*WHAT TO DO*. Locate the lines that hold the string "manusia". Copy every such line.

*EXCERPTED DATA*.

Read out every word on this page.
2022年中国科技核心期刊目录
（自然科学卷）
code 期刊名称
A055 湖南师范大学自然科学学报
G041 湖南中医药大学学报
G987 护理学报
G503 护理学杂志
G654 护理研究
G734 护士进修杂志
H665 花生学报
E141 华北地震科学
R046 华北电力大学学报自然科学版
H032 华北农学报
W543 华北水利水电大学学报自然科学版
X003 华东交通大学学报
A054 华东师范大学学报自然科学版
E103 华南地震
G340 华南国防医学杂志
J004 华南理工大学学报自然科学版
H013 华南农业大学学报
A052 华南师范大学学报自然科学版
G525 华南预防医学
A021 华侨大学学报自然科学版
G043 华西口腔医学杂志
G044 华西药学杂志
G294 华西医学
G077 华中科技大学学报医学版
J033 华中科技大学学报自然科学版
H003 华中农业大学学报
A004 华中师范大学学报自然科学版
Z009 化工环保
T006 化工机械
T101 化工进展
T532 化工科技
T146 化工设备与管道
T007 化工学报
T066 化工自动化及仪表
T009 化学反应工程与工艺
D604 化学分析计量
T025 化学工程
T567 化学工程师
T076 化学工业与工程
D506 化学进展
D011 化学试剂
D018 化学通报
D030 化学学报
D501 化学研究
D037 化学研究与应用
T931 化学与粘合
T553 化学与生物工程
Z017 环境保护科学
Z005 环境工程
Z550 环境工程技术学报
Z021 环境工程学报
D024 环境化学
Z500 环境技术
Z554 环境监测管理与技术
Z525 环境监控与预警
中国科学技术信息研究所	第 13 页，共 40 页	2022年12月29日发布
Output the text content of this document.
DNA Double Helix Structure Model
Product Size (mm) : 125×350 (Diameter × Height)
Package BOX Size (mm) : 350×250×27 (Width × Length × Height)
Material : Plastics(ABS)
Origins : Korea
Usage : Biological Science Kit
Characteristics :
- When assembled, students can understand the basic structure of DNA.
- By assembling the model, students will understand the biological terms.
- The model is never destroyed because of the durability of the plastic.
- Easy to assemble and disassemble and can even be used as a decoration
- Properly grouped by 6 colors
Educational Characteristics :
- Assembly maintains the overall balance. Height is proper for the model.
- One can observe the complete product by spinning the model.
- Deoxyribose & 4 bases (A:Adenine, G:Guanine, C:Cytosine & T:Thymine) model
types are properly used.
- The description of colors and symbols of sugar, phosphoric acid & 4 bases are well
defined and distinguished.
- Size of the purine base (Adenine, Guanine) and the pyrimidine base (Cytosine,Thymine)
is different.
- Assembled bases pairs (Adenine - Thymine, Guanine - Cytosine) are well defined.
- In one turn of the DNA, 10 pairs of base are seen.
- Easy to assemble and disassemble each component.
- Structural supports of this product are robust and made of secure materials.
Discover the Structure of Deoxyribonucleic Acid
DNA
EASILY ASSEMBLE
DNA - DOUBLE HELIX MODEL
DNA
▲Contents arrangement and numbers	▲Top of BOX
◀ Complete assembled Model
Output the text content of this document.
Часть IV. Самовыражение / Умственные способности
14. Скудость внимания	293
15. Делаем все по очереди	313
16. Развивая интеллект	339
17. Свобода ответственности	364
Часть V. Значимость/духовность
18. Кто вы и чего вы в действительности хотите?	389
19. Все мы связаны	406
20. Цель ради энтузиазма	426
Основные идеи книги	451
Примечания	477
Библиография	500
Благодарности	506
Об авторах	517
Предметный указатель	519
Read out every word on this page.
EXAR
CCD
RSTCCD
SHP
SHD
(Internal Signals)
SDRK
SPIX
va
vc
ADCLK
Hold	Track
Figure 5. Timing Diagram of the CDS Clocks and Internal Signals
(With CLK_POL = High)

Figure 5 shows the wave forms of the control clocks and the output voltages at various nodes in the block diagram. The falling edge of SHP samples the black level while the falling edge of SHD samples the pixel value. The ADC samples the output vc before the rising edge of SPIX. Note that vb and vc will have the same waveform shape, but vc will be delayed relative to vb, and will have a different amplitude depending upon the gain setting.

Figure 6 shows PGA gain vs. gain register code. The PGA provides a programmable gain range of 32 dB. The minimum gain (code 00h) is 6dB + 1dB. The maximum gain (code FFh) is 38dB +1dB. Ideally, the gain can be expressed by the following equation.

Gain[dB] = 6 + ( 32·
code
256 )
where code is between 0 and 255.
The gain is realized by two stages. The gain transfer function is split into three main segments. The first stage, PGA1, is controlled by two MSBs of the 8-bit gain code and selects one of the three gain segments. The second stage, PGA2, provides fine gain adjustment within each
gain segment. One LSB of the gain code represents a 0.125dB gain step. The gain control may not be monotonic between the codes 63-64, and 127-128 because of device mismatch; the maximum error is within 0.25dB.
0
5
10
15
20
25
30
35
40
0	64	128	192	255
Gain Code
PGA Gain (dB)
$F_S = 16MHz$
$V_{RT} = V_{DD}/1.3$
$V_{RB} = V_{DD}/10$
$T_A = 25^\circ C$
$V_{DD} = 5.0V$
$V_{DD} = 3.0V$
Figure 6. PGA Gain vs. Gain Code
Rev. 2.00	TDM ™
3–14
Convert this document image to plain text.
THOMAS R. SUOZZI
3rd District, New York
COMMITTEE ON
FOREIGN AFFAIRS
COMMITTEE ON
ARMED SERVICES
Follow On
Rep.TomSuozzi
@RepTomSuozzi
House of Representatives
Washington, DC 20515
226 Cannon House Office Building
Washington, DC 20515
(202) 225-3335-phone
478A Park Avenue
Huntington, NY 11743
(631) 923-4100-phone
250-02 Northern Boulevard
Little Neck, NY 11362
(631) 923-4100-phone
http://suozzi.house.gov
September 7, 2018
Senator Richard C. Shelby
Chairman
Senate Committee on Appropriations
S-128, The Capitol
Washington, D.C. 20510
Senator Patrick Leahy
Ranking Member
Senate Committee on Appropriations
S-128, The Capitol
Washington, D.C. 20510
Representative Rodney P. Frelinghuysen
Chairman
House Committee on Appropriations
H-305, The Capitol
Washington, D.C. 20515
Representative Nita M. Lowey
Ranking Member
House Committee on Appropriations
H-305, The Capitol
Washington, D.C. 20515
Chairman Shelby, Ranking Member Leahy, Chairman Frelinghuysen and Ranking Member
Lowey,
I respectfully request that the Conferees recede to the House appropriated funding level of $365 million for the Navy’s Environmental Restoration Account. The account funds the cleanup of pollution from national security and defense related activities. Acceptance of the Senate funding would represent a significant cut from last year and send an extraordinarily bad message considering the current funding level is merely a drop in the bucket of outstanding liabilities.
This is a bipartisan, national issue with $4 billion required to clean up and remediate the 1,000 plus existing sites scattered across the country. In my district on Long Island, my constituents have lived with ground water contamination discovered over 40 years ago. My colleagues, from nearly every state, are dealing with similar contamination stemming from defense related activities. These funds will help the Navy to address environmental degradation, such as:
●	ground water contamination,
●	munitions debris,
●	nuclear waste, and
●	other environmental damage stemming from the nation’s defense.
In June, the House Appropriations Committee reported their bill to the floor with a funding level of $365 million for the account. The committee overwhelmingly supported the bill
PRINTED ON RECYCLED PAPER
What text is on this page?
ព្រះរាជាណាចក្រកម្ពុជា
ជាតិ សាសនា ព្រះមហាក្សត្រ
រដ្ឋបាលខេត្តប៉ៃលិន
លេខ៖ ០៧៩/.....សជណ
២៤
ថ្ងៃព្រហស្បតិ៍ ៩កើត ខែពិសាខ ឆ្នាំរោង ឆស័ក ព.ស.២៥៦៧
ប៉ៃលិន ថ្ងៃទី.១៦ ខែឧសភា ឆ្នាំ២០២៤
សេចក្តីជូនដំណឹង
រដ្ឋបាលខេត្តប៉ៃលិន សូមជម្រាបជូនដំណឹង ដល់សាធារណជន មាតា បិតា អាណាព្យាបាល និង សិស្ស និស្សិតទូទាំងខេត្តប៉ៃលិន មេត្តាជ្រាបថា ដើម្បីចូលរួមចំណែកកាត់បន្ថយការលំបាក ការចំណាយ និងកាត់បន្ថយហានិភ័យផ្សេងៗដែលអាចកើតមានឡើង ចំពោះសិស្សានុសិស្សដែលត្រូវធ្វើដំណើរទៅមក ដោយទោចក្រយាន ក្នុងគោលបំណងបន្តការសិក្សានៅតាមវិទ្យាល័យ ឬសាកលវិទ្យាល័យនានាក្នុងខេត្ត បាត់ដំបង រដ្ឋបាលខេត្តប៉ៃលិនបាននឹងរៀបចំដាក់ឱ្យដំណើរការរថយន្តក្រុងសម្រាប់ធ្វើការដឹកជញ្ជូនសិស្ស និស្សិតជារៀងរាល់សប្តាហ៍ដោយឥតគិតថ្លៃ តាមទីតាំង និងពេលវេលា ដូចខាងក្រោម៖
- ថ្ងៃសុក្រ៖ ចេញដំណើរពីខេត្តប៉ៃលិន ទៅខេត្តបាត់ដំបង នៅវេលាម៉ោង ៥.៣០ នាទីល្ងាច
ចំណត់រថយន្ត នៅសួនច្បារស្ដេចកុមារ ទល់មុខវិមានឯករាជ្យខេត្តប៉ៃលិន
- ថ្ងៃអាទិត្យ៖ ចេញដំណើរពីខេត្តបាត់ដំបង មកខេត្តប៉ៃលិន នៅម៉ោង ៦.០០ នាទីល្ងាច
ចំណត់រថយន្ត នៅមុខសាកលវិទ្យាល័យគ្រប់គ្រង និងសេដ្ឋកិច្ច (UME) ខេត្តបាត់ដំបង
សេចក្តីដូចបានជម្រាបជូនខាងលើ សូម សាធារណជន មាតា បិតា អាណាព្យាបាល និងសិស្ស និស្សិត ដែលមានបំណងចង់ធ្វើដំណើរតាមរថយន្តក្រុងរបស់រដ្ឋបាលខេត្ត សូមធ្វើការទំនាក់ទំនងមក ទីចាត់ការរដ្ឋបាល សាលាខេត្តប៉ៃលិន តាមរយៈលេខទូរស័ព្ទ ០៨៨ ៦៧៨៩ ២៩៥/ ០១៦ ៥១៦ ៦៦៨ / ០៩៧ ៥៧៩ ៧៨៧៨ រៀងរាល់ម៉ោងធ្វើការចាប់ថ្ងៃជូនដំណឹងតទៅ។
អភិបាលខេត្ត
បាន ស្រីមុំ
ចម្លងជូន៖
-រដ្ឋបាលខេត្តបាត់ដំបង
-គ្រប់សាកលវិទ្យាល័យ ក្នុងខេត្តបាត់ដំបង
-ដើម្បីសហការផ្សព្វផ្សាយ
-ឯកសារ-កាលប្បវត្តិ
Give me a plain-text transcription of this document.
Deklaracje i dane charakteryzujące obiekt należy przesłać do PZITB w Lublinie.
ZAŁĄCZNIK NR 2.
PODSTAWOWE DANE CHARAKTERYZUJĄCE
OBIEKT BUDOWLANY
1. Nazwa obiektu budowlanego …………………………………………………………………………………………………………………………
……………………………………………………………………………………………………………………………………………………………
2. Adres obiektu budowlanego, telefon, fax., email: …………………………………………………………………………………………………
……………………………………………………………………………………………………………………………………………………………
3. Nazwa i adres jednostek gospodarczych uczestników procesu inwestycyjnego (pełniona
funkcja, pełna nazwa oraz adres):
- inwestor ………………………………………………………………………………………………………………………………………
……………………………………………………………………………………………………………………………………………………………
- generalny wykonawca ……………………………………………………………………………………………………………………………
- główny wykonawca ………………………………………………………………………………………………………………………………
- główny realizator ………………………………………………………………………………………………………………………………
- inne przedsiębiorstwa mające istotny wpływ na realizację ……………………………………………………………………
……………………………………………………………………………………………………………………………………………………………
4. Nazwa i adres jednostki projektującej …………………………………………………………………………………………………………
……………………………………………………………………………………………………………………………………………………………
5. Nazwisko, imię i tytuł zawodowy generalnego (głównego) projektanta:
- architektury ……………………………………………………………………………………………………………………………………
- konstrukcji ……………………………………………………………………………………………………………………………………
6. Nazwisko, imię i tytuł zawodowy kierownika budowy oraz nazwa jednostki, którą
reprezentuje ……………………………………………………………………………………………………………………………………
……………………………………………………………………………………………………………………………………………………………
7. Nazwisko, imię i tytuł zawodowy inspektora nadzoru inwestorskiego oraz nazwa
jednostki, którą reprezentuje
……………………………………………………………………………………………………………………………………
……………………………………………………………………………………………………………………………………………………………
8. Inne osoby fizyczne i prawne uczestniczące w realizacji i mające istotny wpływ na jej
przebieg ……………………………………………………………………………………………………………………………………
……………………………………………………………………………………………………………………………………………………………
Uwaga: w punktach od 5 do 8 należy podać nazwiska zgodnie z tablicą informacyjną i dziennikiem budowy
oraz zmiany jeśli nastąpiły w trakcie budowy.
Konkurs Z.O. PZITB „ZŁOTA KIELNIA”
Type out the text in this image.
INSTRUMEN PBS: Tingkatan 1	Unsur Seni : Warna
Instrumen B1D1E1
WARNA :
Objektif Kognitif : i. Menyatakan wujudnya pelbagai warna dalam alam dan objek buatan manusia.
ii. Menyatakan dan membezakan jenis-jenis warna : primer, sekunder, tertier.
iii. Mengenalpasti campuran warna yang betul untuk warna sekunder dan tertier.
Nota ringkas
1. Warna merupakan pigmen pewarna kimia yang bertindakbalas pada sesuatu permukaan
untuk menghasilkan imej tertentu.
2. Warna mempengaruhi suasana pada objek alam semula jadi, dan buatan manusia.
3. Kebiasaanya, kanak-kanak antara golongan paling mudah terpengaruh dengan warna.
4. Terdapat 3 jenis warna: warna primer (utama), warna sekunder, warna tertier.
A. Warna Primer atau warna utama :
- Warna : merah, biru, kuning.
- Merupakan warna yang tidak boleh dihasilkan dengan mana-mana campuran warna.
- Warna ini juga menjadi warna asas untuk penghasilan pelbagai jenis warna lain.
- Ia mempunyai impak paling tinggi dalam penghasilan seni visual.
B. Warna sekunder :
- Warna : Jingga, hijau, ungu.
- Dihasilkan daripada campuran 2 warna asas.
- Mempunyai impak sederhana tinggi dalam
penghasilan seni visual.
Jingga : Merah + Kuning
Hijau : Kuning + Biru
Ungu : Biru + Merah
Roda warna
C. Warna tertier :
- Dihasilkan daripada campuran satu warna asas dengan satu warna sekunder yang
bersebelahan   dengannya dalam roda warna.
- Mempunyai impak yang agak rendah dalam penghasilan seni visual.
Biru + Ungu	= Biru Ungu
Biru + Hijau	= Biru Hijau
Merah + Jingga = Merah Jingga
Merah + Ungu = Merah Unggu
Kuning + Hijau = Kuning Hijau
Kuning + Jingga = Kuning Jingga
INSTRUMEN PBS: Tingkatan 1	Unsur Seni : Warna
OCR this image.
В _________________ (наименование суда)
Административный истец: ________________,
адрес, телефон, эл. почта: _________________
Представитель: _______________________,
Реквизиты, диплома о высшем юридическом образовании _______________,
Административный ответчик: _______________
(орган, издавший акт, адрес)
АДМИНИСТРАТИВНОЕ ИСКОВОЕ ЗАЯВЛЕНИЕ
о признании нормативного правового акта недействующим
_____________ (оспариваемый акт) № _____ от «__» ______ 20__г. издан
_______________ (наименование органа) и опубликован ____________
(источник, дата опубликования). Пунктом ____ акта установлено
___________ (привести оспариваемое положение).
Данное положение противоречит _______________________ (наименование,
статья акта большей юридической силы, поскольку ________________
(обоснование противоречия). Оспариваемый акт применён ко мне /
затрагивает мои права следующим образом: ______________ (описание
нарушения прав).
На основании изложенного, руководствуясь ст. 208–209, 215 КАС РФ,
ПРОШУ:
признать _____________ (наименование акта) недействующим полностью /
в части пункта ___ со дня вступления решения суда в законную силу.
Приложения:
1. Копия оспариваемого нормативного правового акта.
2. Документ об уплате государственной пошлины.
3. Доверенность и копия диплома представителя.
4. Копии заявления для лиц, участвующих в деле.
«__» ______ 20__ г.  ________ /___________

*TASK OUTPUT*.
Objektif Kognitif : i. Menyatakan wujudnya pelbagai warna dalam alam dan objek buatan manusia.
2. Warna mempengaruhi suasana pada objek alam semula jadi, dan buatan manusia.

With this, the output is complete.